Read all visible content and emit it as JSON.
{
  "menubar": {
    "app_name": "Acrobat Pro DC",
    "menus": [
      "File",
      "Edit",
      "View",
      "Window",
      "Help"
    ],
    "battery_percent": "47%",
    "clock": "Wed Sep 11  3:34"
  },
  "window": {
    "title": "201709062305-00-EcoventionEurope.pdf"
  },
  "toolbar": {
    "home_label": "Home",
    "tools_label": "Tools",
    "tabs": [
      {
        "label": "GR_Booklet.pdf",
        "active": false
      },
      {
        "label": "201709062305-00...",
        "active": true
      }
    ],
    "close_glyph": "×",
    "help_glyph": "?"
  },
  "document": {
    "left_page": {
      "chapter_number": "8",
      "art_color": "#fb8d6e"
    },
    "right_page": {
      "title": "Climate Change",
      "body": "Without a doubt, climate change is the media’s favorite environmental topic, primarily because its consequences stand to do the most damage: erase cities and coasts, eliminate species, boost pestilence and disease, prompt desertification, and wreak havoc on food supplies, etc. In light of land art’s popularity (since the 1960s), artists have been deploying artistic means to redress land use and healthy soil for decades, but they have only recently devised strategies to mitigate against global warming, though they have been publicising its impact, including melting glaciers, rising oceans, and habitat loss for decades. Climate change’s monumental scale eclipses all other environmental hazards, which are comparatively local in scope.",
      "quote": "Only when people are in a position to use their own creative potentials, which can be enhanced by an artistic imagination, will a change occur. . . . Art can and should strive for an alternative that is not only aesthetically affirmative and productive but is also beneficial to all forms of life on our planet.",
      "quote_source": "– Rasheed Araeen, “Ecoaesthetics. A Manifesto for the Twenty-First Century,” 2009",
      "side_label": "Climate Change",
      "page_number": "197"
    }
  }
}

──────────

What is needed:
Give the entries once more, exactly as they appear.

Result:
Read all visible content and emit it as JSON.
{
  "menubar": {
    "app_name": "Acrobat Pro DC",
    "menus": [
      "File",
      "Edit",
      "View",
      "Window",
      "Help"
    ],
    "battery_percent": "47%",
    "clock": "Wed Sep 11  3:34"
  },
  "window": {
    "title": "201709062305-00-EcoventionEurope.pdf"
  },
  "toolbar": {
    "home_label": "Home",
    "tools_label": "Tools",
    "tabs": [
      {
        "label": "GR_Booklet.pdf",
        "active": false
      },
      {
        "label": "201709062305-00...",
        "active": true
      }
    ],
    "close_glyph": "×",
    "help_glyph": "?"
  },
  "document": {
    "left_page": {
      "chapter_number": "8",
      "art_color": "#fb8d6e"
    },
    "right_page": {
      "title": "Climate Change",
      "body": "Without a doubt, climate change is the media’s favorite environmental topic, primarily because its consequences stand to do the most damage: erase cities and coasts, eliminate species, boost pestilence and disease, prompt desertification, and wreak havoc on food supplies, etc. In light of land art’s popularity (since the 1960s), artists have been deploying artistic means to redress land use and healthy soil for decades, but they have only recently devised strategies to mitigate against global warming, though they have been publicising its impact, including melting glaciers, rising oceans, and habitat loss for decades. Climate change’s monumental scale eclipses all other environmental hazards, which are comparatively local in scope.",
      "quote": "Only when people are in a position to use their own creative potentials, which can be enhanced by an artistic imagination, will a change occur. . . . Art can and should strive for an alternative that is not only aesthetically affirmative and productive but is also beneficial to all forms of life on our planet.",
      "quote_source": "– Rasheed Araeen, “Ecoaesthetics. A Manifesto for the Twenty-First Century,” 2009",
      "side_label": "Climate Change",
      "page_number": "197"
    }
  }
}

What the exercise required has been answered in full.